**Directions for this task:**
The entries are to be returned exactly, with images left out.

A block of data
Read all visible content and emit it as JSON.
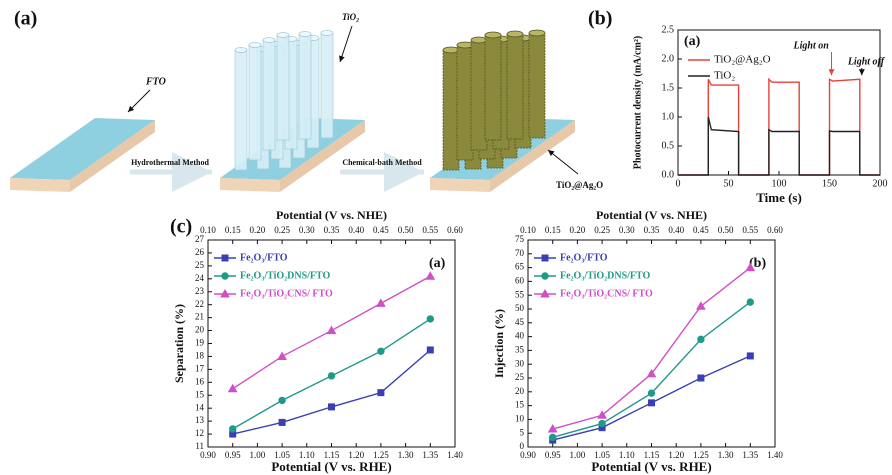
{
  "schematic": {
    "panel_label": "(a)",
    "fto": "FTO",
    "tio2": "TiO₂",
    "product": "TiO₂@Ag₂O",
    "step1": "Hydrothermal Method",
    "step2": "Chemical-bath Method"
  },
  "panel_labels": {
    "b": "(b)",
    "c": "(c)"
  },
  "chart_data": [
    {
      "type": "line",
      "panel_label": "(a)",
      "x_label": "Time (s)",
      "y_label": "Photocurrent density (mA/cm²)",
      "x": [
        0,
        30,
        30,
        33,
        60,
        60,
        90,
        90,
        93,
        120,
        120,
        150,
        150,
        153,
        180,
        180,
        200
      ],
      "series": [
        {
          "name": "TiO₂@Ag₂O",
          "color": "#e8403a",
          "values": [
            0,
            0,
            1.65,
            1.55,
            1.55,
            0,
            0,
            1.65,
            1.6,
            1.6,
            0,
            0,
            1.65,
            1.62,
            1.65,
            0,
            0
          ]
        },
        {
          "name": "TiO₂",
          "color": "#222222",
          "values": [
            0,
            0,
            1.0,
            0.78,
            0.75,
            0,
            0,
            0.78,
            0.75,
            0.75,
            0,
            0,
            0.76,
            0.75,
            0.75,
            0,
            0
          ]
        }
      ],
      "xlim": [
        0,
        200
      ],
      "xticks": [
        0,
        50,
        100,
        150,
        200
      ],
      "ylim": [
        0,
        2.5
      ],
      "yticks": [
        {
          "value": 0,
          "label": "0.0"
        },
        0.5,
        {
          "value": 1,
          "label": "1.0"
        },
        1.5,
        {
          "value": 2,
          "label": "2.0"
        },
        2.5
      ],
      "legend": "top-left",
      "annotations": [
        "Light on",
        "Light off"
      ]
    },
    {
      "type": "line",
      "panel_label": "(a)",
      "x_label": "Potential (V vs. RHE)",
      "x2_label": "Potential  (V vs. NHE)",
      "y_label": "Separation (%)",
      "x": [
        0.95,
        1.05,
        1.15,
        1.25,
        1.35
      ],
      "series": [
        {
          "name": "Fe₂O₃/FTO",
          "color": "#3a3fb5",
          "marker": "square",
          "values": [
            12.0,
            12.9,
            14.1,
            15.2,
            18.5
          ]
        },
        {
          "name": "Fe₂O₃/TiO₂DNS/FTO",
          "color": "#1f9a8a",
          "marker": "circle",
          "values": [
            12.4,
            14.6,
            16.5,
            18.4,
            20.9
          ]
        },
        {
          "name": "Fe₂O₃/TiO₂CNS/ FTO",
          "color": "#d04ec8",
          "marker": "triangle",
          "values": [
            15.5,
            18.0,
            20.0,
            22.1,
            24.2
          ]
        }
      ],
      "xlim": [
        0.9,
        1.4
      ],
      "xticks": [
        {
          "value": 0.9,
          "label": "0.90"
        },
        0.95,
        {
          "value": 1,
          "label": "1.00"
        },
        1.05,
        {
          "value": 1.1,
          "label": "1.10"
        },
        1.15,
        {
          "value": 1.2,
          "label": "1.20"
        },
        1.25,
        {
          "value": 1.3,
          "label": "1.30"
        },
        1.35,
        {
          "value": 1.4,
          "label": "1.40"
        }
      ],
      "x2lim": [
        0.1,
        0.6
      ],
      "x2ticks": [
        {
          "value": 0.1,
          "label": "0.10"
        },
        0.15,
        {
          "value": 0.2,
          "label": "0.20"
        },
        0.25,
        {
          "value": 0.3,
          "label": "0.30"
        },
        0.35,
        {
          "value": 0.4,
          "label": "0.40"
        },
        0.45,
        {
          "value": 0.5,
          "label": "0.50"
        },
        0.55,
        {
          "value": 0.6,
          "label": "0.60"
        }
      ],
      "ylim": [
        11,
        27
      ],
      "yticks": [
        11,
        12,
        13,
        14,
        15,
        16,
        17,
        18,
        19,
        20,
        21,
        22,
        23,
        24,
        25,
        26,
        27
      ],
      "legend": "top-left"
    },
    {
      "type": "line",
      "panel_label": "(b)",
      "x_label": "Potential (V vs. RHE)",
      "x2_label": "Potential  (V vs. NHE)",
      "y_label": "Injection (%)",
      "x": [
        0.95,
        1.05,
        1.15,
        1.25,
        1.35
      ],
      "series": [
        {
          "name": "Fe₂O₃/FTO",
          "color": "#3a3fb5",
          "marker": "square",
          "values": [
            2.5,
            7,
            16,
            25,
            33
          ]
        },
        {
          "name": "Fe₂O₃/TiO₂DNS/FTO",
          "color": "#1f9a8a",
          "marker": "circle",
          "values": [
            3.5,
            8.5,
            19.5,
            39,
            52.5
          ]
        },
        {
          "name": "Fe₂O₃/TiO₂CNS/ FTO",
          "color": "#d04ec8",
          "marker": "triangle",
          "values": [
            6.5,
            11.5,
            26.5,
            51,
            65
          ]
        }
      ],
      "xlim": [
        0.9,
        1.4
      ],
      "xticks": [
        {
          "value": 0.9,
          "label": "0.90"
        },
        0.95,
        {
          "value": 1,
          "label": "1.00"
        },
        1.05,
        {
          "value": 1.1,
          "label": "1.10"
        },
        1.15,
        {
          "value": 1.2,
          "label": "1.20"
        },
        1.25,
        {
          "value": 1.3,
          "label": "1.30"
        },
        1.35,
        {
          "value": 1.4,
          "label": "1.40"
        }
      ],
      "x2lim": [
        0.1,
        0.6
      ],
      "x2ticks": [
        {
          "value": 0.1,
          "label": "0.10"
        },
        0.15,
        {
          "value": 0.2,
          "label": "0.20"
        },
        0.25,
        {
          "value": 0.3,
          "label": "0.30"
        },
        0.35,
        {
          "value": 0.4,
          "label": "0.40"
        },
        0.45,
        {
          "value": 0.5,
          "label": "0.50"
        },
        0.55,
        {
          "value": 0.6,
          "label": "0.60"
        }
      ],
      "ylim": [
        0,
        75
      ],
      "yticks": [
        0,
        5,
        10,
        15,
        20,
        25,
        30,
        35,
        40,
        45,
        50,
        55,
        60,
        65,
        70,
        75
      ],
      "legend": "top-left"
    }
  ]
}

**Task response:**
Read all visible content and emit it as JSON.
{
  "schematic": {
    "panel_label": "(a)",
    "fto": "FTO",
    "tio2": "TiO₂",
    "product": "TiO₂@Ag₂O",
    "step1": "Hydrothermal Method",
    "step2": "Chemical-bath Method"
  },
  "panel_labels": {
    "b": "(b)",
    "c": "(c)"
  },
  "chart_data": [
    {
      "type": "line",
      "panel_label": "(a)",
      "x_label": "Time (s)",
      "y_label": "Photocurrent density (mA/cm²)",
      "x": [
        0,
        30,
        30,
        33,
        60,
        60,
        90,
        90,
        93,
        120,
        120,
        150,
        150,
        153,
        180,
        180,
        200
      ],
      "series": [
        {
          "name": "TiO₂@Ag₂O",
          "color": "#e8403a",
          "values": [
            0,
            0,
            1.65,
            1.55,
            1.55,
            0,
            0,
            1.65,
            1.6,
            1.6,
            0,
            0,
            1.65,
            1.62,
            1.65,
            0,
            0
          ]
        },
        {
          "name": "TiO₂",
          "color": "#222222",
          "values": [
            0,
            0,
            1.0,
            0.78,
            0.75,
            0,
            0,
            0.78,
            0.75,
            0.75,
            0,
            0,
            0.76,
            0.75,
            0.75,
            0,
            0
          ]
        }
      ],
      "xlim": [
        0,
        200
      ],
      "xticks": [
        0,
        50,
        100,
        150,
        200
      ],
      "ylim": [
        0,
        2.5
      ],
      "yticks": [
        {
          "value": 0,
          "label": "0.0"
        },
        0.5,
        {
          "value": 1,
          "label": "1.0"
        },
        1.5,
        {
          "value": 2,
          "label": "2.0"
        },
        2.5
      ],
      "legend": "top-left",
      "annotations": [
        "Light on",
        "Light off"
      ]
    },
    {
      "type": "line",
      "panel_label": "(a)",
      "x_label": "Potential (V vs. RHE)",
      "x2_label": "Potential  (V vs. NHE)",
      "y_label": "Separation (%)",
      "x": [
        0.95,
        1.05,
        1.15,
        1.25,
        1.35
      ],
      "series": [
        {
          "name": "Fe₂O₃/FTO",
          "color": "#3a3fb5",
          "marker": "square",
          "values": [
            12.0,
            12.9,
            14.1,
            15.2,
            18.5
          ]
        },
        {
          "name": "Fe₂O₃/TiO₂DNS/FTO",
          "color": "#1f9a8a",
          "marker": "circle",
          "values": [
            12.4,
            14.6,
            16.5,
            18.4,
            20.9
          ]
        },
        {
          "name": "Fe₂O₃/TiO₂CNS/ FTO",
          "color": "#d04ec8",
          "marker": "triangle",
          "values": [
            15.5,
            18.0,
            20.0,
            22.1,
            24.2
          ]
        }
      ],
      "xlim": [
        0.9,
        1.4
      ],
      "xticks": [
        {
          "value": 0.9,
          "label": "0.90"
        },
        0.95,
        {
          "value": 1,
          "label": "1.00"
        },
        1.05,
        {
          "value": 1.1,
          "label": "1.10"
        },
        1.15,
        {
          "value": 1.2,
          "label": "1.20"
        },
        1.25,
        {
          "value": 1.3,
          "label": "1.30"
        },
        1.35,
        {
          "value": 1.4,
          "label": "1.40"
        }
      ],
      "x2lim": [
        0.1,
        0.6
      ],
      "x2ticks": [
        {
          "value": 0.1,
          "label": "0.10"
        },
        0.15,
        {
          "value": 0.2,
          "label": "0.20"
        },
        0.25,
        {
          "value": 0.3,
          "label": "0.30"
        },
        0.35,
        {
          "value": 0.4,
          "label": "0.40"
        },
        0.45,
        {
          "value": 0.5,
          "label": "0.50"
        },
        0.55,
        {
          "value": 0.6,
          "label": "0.60"
        }
      ],
      "ylim": [
        11,
        27
      ],
      "yticks": [
        11,
        12,
        13,
        14,
        15,
        16,
        17,
        18,
        19,
        20,
        21,
        22,
        23,
        24,
        25,
        26,
        27
      ],
      "legend": "top-left"
    },
    {
      "type": "line",
      "panel_label": "(b)",
      "x_label": "Potential (V vs. RHE)",
      "x2_label": "Potential  (V vs. NHE)",
      "y_label": "Injection (%)",
      "x": [
        0.95,
        1.05,
        1.15,
        1.25,
        1.35
      ],
      "series": [
        {
          "name": "Fe₂O₃/FTO",
          "color": "#3a3fb5",
          "marker": "square",
          "values": [
            2.5,
            7,
            16,
            25,
            33
          ]
        },
        {
          "name": "Fe₂O₃/TiO₂DNS/FTO",
          "color": "#1f9a8a",
          "marker": "circle",
          "values": [
            3.5,
            8.5,
            19.5,
            39,
            52.5
          ]
        },
        {
          "name": "Fe₂O₃/TiO₂CNS/ FTO",
          "color": "#d04ec8",
          "marker": "triangle",
          "values": [
            6.5,
            11.5,
            26.5,
            51,
            65
          ]
        }
      ],
      "xlim": [
        0.9,
        1.4
      ],
      "xticks": [
        {
          "value": 0.9,
          "label": "0.90"
        },
        0.95,
        {
          "value": 1,
          "label": "1.00"
        },
        1.05,
        {
          "value": 1.1,
          "label": "1.10"
        },
        1.15,
        {
          "value": 1.2,
          "label": "1.20"
        },
        1.25,
        {
          "value": 1.3,
          "label": "1.30"
        },
        1.35,
        {
          "value": 1.4,
          "label": "1.40"
        }
      ],
      "x2lim": [
        0.1,
        0.6
      ],
      "x2ticks": [
        {
          "value": 0.1,
          "label": "0.10"
        },
        0.15,
        {
          "value": 0.2,
          "label": "0.20"
        },
        0.25,
        {
          "value": 0.3,
          "label": "0.30"
        },
        0.35,
        {
          "value": 0.4,
          "label": "0.40"
        },
        0.45,
        {
          "value": 0.5,
          "label": "0.50"
        },
        0.55,
        {
          "value": 0.6,
          "label": "0.60"
        }
      ],
      "ylim": [
        0,
        75
      ],
      "yticks": [
        0,
        5,
        10,
        15,
        20,
        25,
        30,
        35,
        40,
        45,
        50,
        55,
        60,
        65,
        70,
        75
      ],
      "legend": "top-left"
    }
  ]
}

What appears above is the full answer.